◆ Material provided:
--- --- ---

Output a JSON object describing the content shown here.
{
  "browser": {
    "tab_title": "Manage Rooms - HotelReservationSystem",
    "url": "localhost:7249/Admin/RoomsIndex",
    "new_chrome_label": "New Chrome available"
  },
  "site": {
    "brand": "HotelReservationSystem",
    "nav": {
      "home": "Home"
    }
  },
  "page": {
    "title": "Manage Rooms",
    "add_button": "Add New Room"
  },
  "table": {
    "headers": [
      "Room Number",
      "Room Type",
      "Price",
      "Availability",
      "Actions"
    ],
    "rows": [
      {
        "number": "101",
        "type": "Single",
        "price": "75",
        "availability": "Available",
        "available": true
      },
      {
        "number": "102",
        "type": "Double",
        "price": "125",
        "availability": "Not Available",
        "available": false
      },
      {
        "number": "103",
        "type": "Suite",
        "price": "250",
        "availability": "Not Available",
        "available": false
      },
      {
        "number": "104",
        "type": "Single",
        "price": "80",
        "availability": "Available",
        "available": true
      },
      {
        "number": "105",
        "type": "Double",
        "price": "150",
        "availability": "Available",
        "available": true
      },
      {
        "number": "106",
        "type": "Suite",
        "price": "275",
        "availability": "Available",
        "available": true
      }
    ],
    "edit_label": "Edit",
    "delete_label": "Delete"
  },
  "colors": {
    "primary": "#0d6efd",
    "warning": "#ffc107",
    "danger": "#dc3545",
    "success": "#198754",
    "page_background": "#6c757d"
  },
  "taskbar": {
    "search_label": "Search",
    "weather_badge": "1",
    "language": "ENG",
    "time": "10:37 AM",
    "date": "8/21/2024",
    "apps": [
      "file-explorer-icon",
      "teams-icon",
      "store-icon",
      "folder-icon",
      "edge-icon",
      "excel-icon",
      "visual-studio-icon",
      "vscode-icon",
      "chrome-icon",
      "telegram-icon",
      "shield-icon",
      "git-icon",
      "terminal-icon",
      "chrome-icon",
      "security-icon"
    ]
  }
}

--- --- ---

◆ Aim: Output the records above in their entirety, exactly.

◆ Task result:
Output a JSON object describing the content shown here.
{
  "browser": {
    "tab_title": "Manage Rooms - HotelReservationSystem",
    "url": "localhost:7249/Admin/RoomsIndex",
    "new_chrome_label": "New Chrome available"
  },
  "site": {
    "brand": "HotelReservationSystem",
    "nav": {
      "home": "Home"
    }
  },
  "page": {
    "title": "Manage Rooms",
    "add_button": "Add New Room"
  },
  "table": {
    "headers": [
      "Room Number",
      "Room Type",
      "Price",
      "Availability",
      "Actions"
    ],
    "rows": [
      {
        "number": "101",
        "type": "Single",
        "price": "75",
        "availability": "Available",
        "available": true
      },
      {
        "number": "102",
        "type": "Double",
        "price": "125",
        "availability": "Not Available",
        "available": false
      },
      {
        "number": "103",
        "type": "Suite",
        "price": "250",
        "availability": "Not Available",
        "available": false
      },
      {
        "number": "104",
        "type": "Single",
        "price": "80",
        "availability": "Available",
        "available": true
      },
      {
        "number": "105",
        "type": "Double",
        "price": "150",
        "availability": "Available",
        "available": true
      },
      {
        "number": "106",
        "type": "Suite",
        "price": "275",
        "availability": "Available",
        "available": true
      }
    ],
    "edit_label": "Edit",
    "delete_label": "Delete"
  },
  "colors": {
    "primary": "#0d6efd",
    "warning": "#ffc107",
    "danger": "#dc3545",
    "success": "#198754",
    "page_background": "#6c757d"
  },
  "taskbar": {
    "search_label": "Search",
    "weather_badge": "1",
    "language": "ENG",
    "time": "10:37 AM",
    "date": "8/21/2024",
    "apps": [
      "file-explorer-icon",
      "teams-icon",
      "store-icon",
      "folder-icon",
      "edge-icon",
      "excel-icon",
      "visual-studio-icon",
      "vscode-icon",
      "chrome-icon",
      "telegram-icon",
      "shield-icon",
      "git-icon",
      "terminal-icon",
      "chrome-icon",
      "security-icon"
    ]
  }
}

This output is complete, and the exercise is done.